# START OF Task data

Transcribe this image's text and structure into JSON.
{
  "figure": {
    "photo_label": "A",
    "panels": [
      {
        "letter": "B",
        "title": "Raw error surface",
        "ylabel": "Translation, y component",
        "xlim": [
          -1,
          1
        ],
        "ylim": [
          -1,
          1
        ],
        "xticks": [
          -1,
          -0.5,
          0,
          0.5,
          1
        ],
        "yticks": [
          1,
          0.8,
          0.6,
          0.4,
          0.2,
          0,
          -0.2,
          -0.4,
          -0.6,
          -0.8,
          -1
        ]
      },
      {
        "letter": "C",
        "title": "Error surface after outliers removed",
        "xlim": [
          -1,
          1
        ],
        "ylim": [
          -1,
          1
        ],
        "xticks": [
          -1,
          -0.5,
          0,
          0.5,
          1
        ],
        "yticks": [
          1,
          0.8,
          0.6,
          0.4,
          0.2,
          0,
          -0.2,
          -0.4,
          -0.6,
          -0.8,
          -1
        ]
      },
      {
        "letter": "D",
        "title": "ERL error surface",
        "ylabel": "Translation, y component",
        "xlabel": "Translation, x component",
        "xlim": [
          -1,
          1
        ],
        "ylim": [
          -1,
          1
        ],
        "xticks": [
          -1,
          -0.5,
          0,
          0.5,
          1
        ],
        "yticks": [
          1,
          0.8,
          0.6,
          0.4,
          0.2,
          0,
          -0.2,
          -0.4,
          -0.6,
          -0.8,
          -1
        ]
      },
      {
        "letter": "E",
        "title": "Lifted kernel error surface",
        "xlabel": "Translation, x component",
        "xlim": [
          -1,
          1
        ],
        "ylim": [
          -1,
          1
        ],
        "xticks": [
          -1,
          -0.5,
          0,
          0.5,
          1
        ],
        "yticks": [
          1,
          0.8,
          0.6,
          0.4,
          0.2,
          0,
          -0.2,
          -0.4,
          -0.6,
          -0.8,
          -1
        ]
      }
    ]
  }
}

# END OF Task data

# Exercise prompt:
Your task is to output all of the data above word for word.

# Solution for this problem:
Transcribe this image's text and structure into JSON.
{
  "figure": {
    "photo_label": "A",
    "panels": [
      {
        "letter": "B",
        "title": "Raw error surface",
        "ylabel": "Translation, y component",
        "xlim": [
          -1,
          1
        ],
        "ylim": [
          -1,
          1
        ],
        "xticks": [
          -1,
          -0.5,
          0,
          0.5,
          1
        ],
        "yticks": [
          1,
          0.8,
          0.6,
          0.4,
          0.2,
          0,
          -0.2,
          -0.4,
          -0.6,
          -0.8,
          -1
        ]
      },
      {
        "letter": "C",
        "title": "Error surface after outliers removed",
        "xlim": [
          -1,
          1
        ],
        "ylim": [
          -1,
          1
        ],
        "xticks": [
          -1,
          -0.5,
          0,
          0.5,
          1
        ],
        "yticks": [
          1,
          0.8,
          0.6,
          0.4,
          0.2,
          0,
          -0.2,
          -0.4,
          -0.6,
          -0.8,
          -1
        ]
      },
      {
        "letter": "D",
        "title": "ERL error surface",
        "ylabel": "Translation, y component",
        "xlabel": "Translation, x component",
        "xlim": [
          -1,
          1
        ],
        "ylim": [
          -1,
          1
        ],
        "xticks": [
          -1,
          -0.5,
          0,
          0.5,
          1
        ],
        "yticks": [
          1,
          0.8,
          0.6,
          0.4,
          0.2,
          0,
          -0.2,
          -0.4,
          -0.6,
          -0.8,
          -1
        ]
      },
      {
        "letter": "E",
        "title": "Lifted kernel error surface",
        "xlabel": "Translation, x component",
        "xlim": [
          -1,
          1
        ],
        "ylim": [
          -1,
          1
        ],
        "xticks": [
          -1,
          -0.5,
          0,
          0.5,
          1
        ],
        "yticks": [
          1,
          0.8,
          0.6,
          0.4,
          0.2,
          0,
          -0.2,
          -0.4,
          -0.6,
          -0.8,
          -1
        ]
      }
    ]
  }
}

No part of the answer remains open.